*PROVIDED MATERIAL:*

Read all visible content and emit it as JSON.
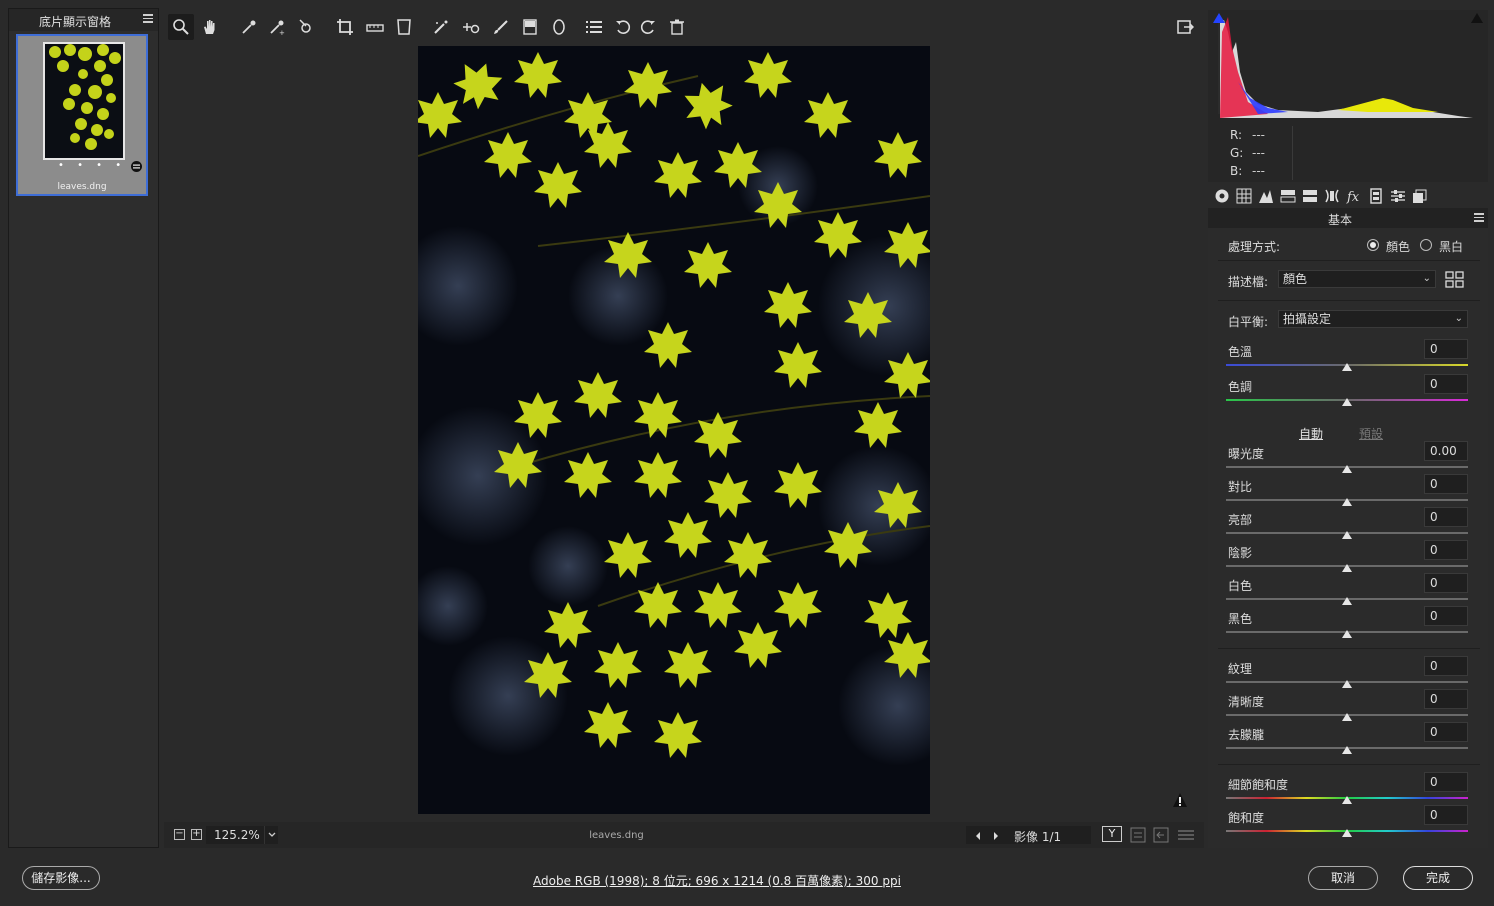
{
  "filmstrip": {
    "title": "底片顯示窗格",
    "thumb_rating": "• • • • •",
    "thumb_name": "leaves.dng"
  },
  "toolbar": {
    "tools": [
      "zoom-tool",
      "hand-tool",
      "white-balance-tool",
      "color-sampler-tool",
      "targeted-adjustment-tool",
      "crop-tool",
      "straighten-tool",
      "transform-tool",
      "spot-removal-tool",
      "red-eye-tool",
      "adjustment-brush",
      "graduated-filter",
      "radial-filter",
      "preferences",
      "rotate-left",
      "rotate-right",
      "trash"
    ]
  },
  "status": {
    "zoom": "125.2%",
    "zoom_minus": "−",
    "zoom_plus": "+",
    "file_name": "leaves.dng",
    "image_count": "影像 1/1",
    "view_mode": "Y"
  },
  "rgb": {
    "r_label": "R:",
    "g_label": "G:",
    "b_label": "B:",
    "r": "---",
    "g": "---",
    "b": "---"
  },
  "basic": {
    "title": "基本",
    "treatment_label": "處理方式:",
    "color_option": "顏色",
    "bw_option": "黑白",
    "profile_label": "描述檔:",
    "profile_value": "顏色",
    "wb_label": "白平衡:",
    "wb_value": "拍攝設定",
    "auto": "自動",
    "default": "預設",
    "sliders": [
      {
        "label": "色溫",
        "value": "0"
      },
      {
        "label": "色調",
        "value": "0"
      },
      {
        "label": "曝光度",
        "value": "0.00"
      },
      {
        "label": "對比",
        "value": "0"
      },
      {
        "label": "亮部",
        "value": "0"
      },
      {
        "label": "陰影",
        "value": "0"
      },
      {
        "label": "白色",
        "value": "0"
      },
      {
        "label": "黑色",
        "value": "0"
      },
      {
        "label": "紋理",
        "value": "0"
      },
      {
        "label": "清晰度",
        "value": "0"
      },
      {
        "label": "去朦朧",
        "value": "0"
      },
      {
        "label": "細節飽和度",
        "value": "0"
      },
      {
        "label": "飽和度",
        "value": "0"
      }
    ]
  },
  "footer": {
    "save": "儲存影像...",
    "workflow": "Adobe RGB (1998); 8 位元; 696 x 1214 (0.8 百萬像素); 300 ppi",
    "cancel": "取消",
    "done": "完成"
  },
  "colors": {
    "accent": "#3e6dd6",
    "leaf": "#c8d81a",
    "background": "#2a2a2a"
  }
}
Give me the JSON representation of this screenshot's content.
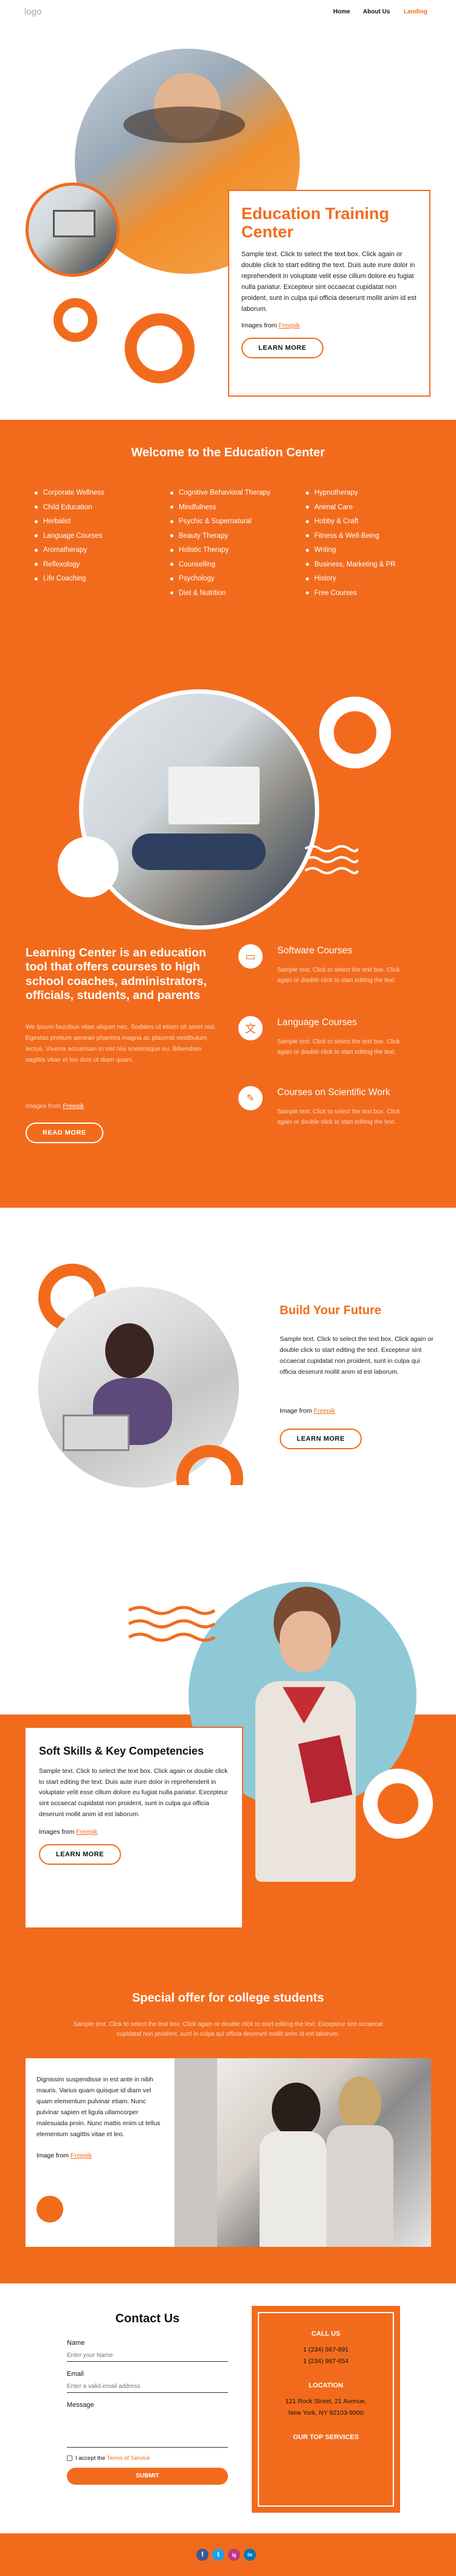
{
  "header": {
    "logo": "logo",
    "nav": [
      "Home",
      "About Us",
      "Landing"
    ]
  },
  "hero": {
    "title": "Education Training Center",
    "text": "Sample text. Click to select the text box. Click again or double click to start editing the text. Duis aute irure dolor in reprehenderit in voluptate velit esse cillum dolore eu fugiat nulla pariatur. Excepteur sint occaecat cupidatat non proident, sunt in culpa qui officia deserunt mollit anim id est laborum.",
    "images_from": "Images from",
    "images_link": "Freepik",
    "button": "LEARN MORE"
  },
  "welcome": {
    "title": "Welcome to the Education Center",
    "col1": [
      "Corporate Wellness",
      "Child Education",
      "Herbalist",
      "Language Courses",
      "Aromatherapy",
      "Reflexology",
      "Life Coaching"
    ],
    "col2": [
      "Cognitive Behavioral Therapy",
      "Mindfulness",
      "Psychic & Supernatural",
      "Beauty Therapy",
      "Holistic Therapy",
      "Counselling",
      "Psychology",
      "Diet & Nutrition"
    ],
    "col3": [
      "Hypnotherapy",
      "Animal Care",
      "Hobby & Craft",
      "Fitness & Well-Being",
      "Writing",
      "Business, Marketing & PR",
      "History",
      "Free Courses"
    ]
  },
  "learning": {
    "title": "Learning Center is an education tool that offers courses to high school coaches, administrators, officials, students, and parents",
    "text": "We ipsum faucibus vitae aliquet nec. Sodales ut etiam sit amet nisl. Egestas pretium aenean pharetra magna ac placerat vestibulum lectus. Viverra accumsan in nisl nisi scelerisque eu. Bibendum sagittis vitae et leo duis ut diam quam.",
    "images_from": "Images from",
    "images_link": "Freepik",
    "button": "READ MORE",
    "courses": [
      {
        "title": "Software Courses",
        "text": "Sample text. Click to select the text box. Click again or double click to start editing the text."
      },
      {
        "title": "Language Courses",
        "text": "Sample text. Click to select the text box. Click again or double click to start editing the text."
      },
      {
        "title": "Courses on Scientific Work",
        "text": "Sample text. Click to select the text box. Click again or double click to start editing the text."
      }
    ]
  },
  "future": {
    "title": "Build Your Future",
    "text": "Sample text. Click to select the text box. Click again or double click to start editing the text. Excepteur sint occaecat cupidatat non proident, sunt in culpa qui officia deserunt mollit anim id est laborum.",
    "images_from": "Image from",
    "images_link": "Freepik",
    "button": "LEARN MORE"
  },
  "skills": {
    "title": "Soft Skills & Key Competencies",
    "text": "Sample text. Click to select the text box. Click again or double click to start editing the text. Duis aute irure dolor in reprehenderit in voluptate velit esse cillum dolore eu fugiat nulla pariatur. Excepteur sint occaecat cupidatat non proident, sunt in culpa qui officia deserunt mollit anim id est laborum.",
    "images_from": "Images from",
    "images_link": "Freepik",
    "button": "LEARN MORE"
  },
  "offer": {
    "title": "Special offer for  college students",
    "subtitle": "Sample text. Click to select the text box. Click again or double click to start editing the text. Excepteur sint occaecat cupidatat non proident, sunt in culpa qui officia deserunt mollit anim id est laborum.",
    "text": "Dignissim suspendisse in est ante in nibh mauris. Varius quam quisque id diam vel quam elementum pulvinar etiam. Nunc pulvinar sapien et ligula ullamcorper malesuada proin. Nunc mattis enim ut tellus elementum sagittis vitae et leo.",
    "images_from": "Image from",
    "images_link": "Freepik"
  },
  "contact": {
    "title": "Contact Us",
    "name_label": "Name",
    "name_placeholder": "Enter your Name",
    "email_label": "Email",
    "email_placeholder": "Enter a valid email address",
    "message_label": "Message",
    "accept_text": "I accept the",
    "terms_link": "Terms of Service",
    "submit": "SUBMIT",
    "call_title": "CALL US",
    "phones": [
      "1 (234) 567-891",
      "1 (234) 987-654"
    ],
    "location_title": "LOCATION",
    "address": [
      "121 Rock Street, 21 Avenue,",
      "New York, NY 92103-9000"
    ],
    "services_title": "OUR TOP SERVICES"
  },
  "footer": {
    "socials": [
      "f",
      "t",
      "ig",
      "in"
    ]
  },
  "colors": {
    "accent": "#f26b1d",
    "light_blue": "#8fc9d6"
  }
}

*INSTRUCTIONS FOR THE TASK:* Without including any picture, retype the entries exactly.

*RESPONSE:*
Read all visible content and emit it as JSON.
{
  "filmstrip": {
    "title": "底片顯示窗格",
    "thumb_rating": "• • • • •",
    "thumb_name": "leaves.dng"
  },
  "toolbar": {
    "tools": [
      "zoom-tool",
      "hand-tool",
      "white-balance-tool",
      "color-sampler-tool",
      "targeted-adjustment-tool",
      "crop-tool",
      "straighten-tool",
      "transform-tool",
      "spot-removal-tool",
      "red-eye-tool",
      "adjustment-brush",
      "graduated-filter",
      "radial-filter",
      "preferences",
      "rotate-left",
      "rotate-right",
      "trash"
    ]
  },
  "status": {
    "zoom": "125.2%",
    "zoom_minus": "−",
    "zoom_plus": "+",
    "file_name": "leaves.dng",
    "image_count": "影像 1/1",
    "view_mode": "Y"
  },
  "rgb": {
    "r_label": "R:",
    "g_label": "G:",
    "b_label": "B:",
    "r": "---",
    "g": "---",
    "b": "---"
  },
  "basic": {
    "title": "基本",
    "treatment_label": "處理方式:",
    "color_option": "顏色",
    "bw_option": "黑白",
    "profile_label": "描述檔:",
    "profile_value": "顏色",
    "wb_label": "白平衡:",
    "wb_value": "拍攝設定",
    "auto": "自動",
    "default": "預設",
    "sliders": [
      {
        "label": "色溫",
        "value": "0"
      },
      {
        "label": "色調",
        "value": "0"
      },
      {
        "label": "曝光度",
        "value": "0.00"
      },
      {
        "label": "對比",
        "value": "0"
      },
      {
        "label": "亮部",
        "value": "0"
      },
      {
        "label": "陰影",
        "value": "0"
      },
      {
        "label": "白色",
        "value": "0"
      },
      {
        "label": "黑色",
        "value": "0"
      },
      {
        "label": "紋理",
        "value": "0"
      },
      {
        "label": "清晰度",
        "value": "0"
      },
      {
        "label": "去朦朧",
        "value": "0"
      },
      {
        "label": "細節飽和度",
        "value": "0"
      },
      {
        "label": "飽和度",
        "value": "0"
      }
    ]
  },
  "footer": {
    "save": "儲存影像...",
    "workflow": "Adobe RGB (1998); 8 位元; 696 x 1214 (0.8 百萬像素); 300 ppi",
    "cancel": "取消",
    "done": "完成"
  },
  "colors": {
    "accent": "#3e6dd6",
    "leaf": "#c8d81a",
    "background": "#2a2a2a"
  }
}
Give me the JSON representation of this screenshot's content.
{
  "header": {
    "logo": "logo",
    "nav": [
      "Home",
      "About Us",
      "Landing"
    ]
  },
  "hero": {
    "title": "Education Training Center",
    "text": "Sample text. Click to select the text box. Click again or double click to start editing the text. Duis aute irure dolor in reprehenderit in voluptate velit esse cillum dolore eu fugiat nulla pariatur. Excepteur sint occaecat cupidatat non proident, sunt in culpa qui officia deserunt mollit anim id est laborum.",
    "images_from": "Images from",
    "images_link": "Freepik",
    "button": "LEARN MORE"
  },
  "welcome": {
    "title": "Welcome to the Education Center",
    "col1": [
      "Corporate Wellness",
      "Child Education",
      "Herbalist",
      "Language Courses",
      "Aromatherapy",
      "Reflexology",
      "Life Coaching"
    ],
    "col2": [
      "Cognitive Behavioral Therapy",
      "Mindfulness",
      "Psychic & Supernatural",
      "Beauty Therapy",
      "Holistic Therapy",
      "Counselling",
      "Psychology",
      "Diet & Nutrition"
    ],
    "col3": [
      "Hypnotherapy",
      "Animal Care",
      "Hobby & Craft",
      "Fitness & Well-Being",
      "Writing",
      "Business, Marketing & PR",
      "History",
      "Free Courses"
    ]
  },
  "learning": {
    "title": "Learning Center is an education tool that offers courses to high school coaches, administrators, officials, students, and parents",
    "text": "We ipsum faucibus vitae aliquet nec. Sodales ut etiam sit amet nisl. Egestas pretium aenean pharetra magna ac placerat vestibulum lectus. Viverra accumsan in nisl nisi scelerisque eu. Bibendum sagittis vitae et leo duis ut diam quam.",
    "images_from": "Images from",
    "images_link": "Freepik",
    "button": "READ MORE",
    "courses": [
      {
        "title": "Software Courses",
        "text": "Sample text. Click to select the text box. Click again or double click to start editing the text."
      },
      {
        "title": "Language Courses",
        "text": "Sample text. Click to select the text box. Click again or double click to start editing the text."
      },
      {
        "title": "Courses on Scientific Work",
        "text": "Sample text. Click to select the text box. Click again or double click to start editing the text."
      }
    ]
  },
  "future": {
    "title": "Build Your Future",
    "text": "Sample text. Click to select the text box. Click again or double click to start editing the text. Excepteur sint occaecat cupidatat non proident, sunt in culpa qui officia deserunt mollit anim id est laborum.",
    "images_from": "Image from",
    "images_link": "Freepik",
    "button": "LEARN MORE"
  },
  "skills": {
    "title": "Soft Skills & Key Competencies",
    "text": "Sample text. Click to select the text box. Click again or double click to start editing the text. Duis aute irure dolor in reprehenderit in voluptate velit esse cillum dolore eu fugiat nulla pariatur. Excepteur sint occaecat cupidatat non proident, sunt in culpa qui officia deserunt mollit anim id est laborum.",
    "images_from": "Images from",
    "images_link": "Freepik",
    "button": "LEARN MORE"
  },
  "offer": {
    "title": "Special offer for  college students",
    "subtitle": "Sample text. Click to select the text box. Click again or double click to start editing the text. Excepteur sint occaecat cupidatat non proident, sunt in culpa qui officia deserunt mollit anim id est laborum.",
    "text": "Dignissim suspendisse in est ante in nibh mauris. Varius quam quisque id diam vel quam elementum pulvinar etiam. Nunc pulvinar sapien et ligula ullamcorper malesuada proin. Nunc mattis enim ut tellus elementum sagittis vitae et leo.",
    "images_from": "Image from",
    "images_link": "Freepik"
  },
  "contact": {
    "title": "Contact Us",
    "name_label": "Name",
    "name_placeholder": "Enter your Name",
    "email_label": "Email",
    "email_placeholder": "Enter a valid email address",
    "message_label": "Message",
    "accept_text": "I accept the",
    "terms_link": "Terms of Service",
    "submit": "SUBMIT",
    "call_title": "CALL US",
    "phones": [
      "1 (234) 567-891",
      "1 (234) 987-654"
    ],
    "location_title": "LOCATION",
    "address": [
      "121 Rock Street, 21 Avenue,",
      "New York, NY 92103-9000"
    ],
    "services_title": "OUR TOP SERVICES"
  },
  "footer": {
    "socials": [
      "f",
      "t",
      "ig",
      "in"
    ]
  },
  "colors": {
    "accent": "#f26b1d",
    "light_blue": "#8fc9d6"
  }
}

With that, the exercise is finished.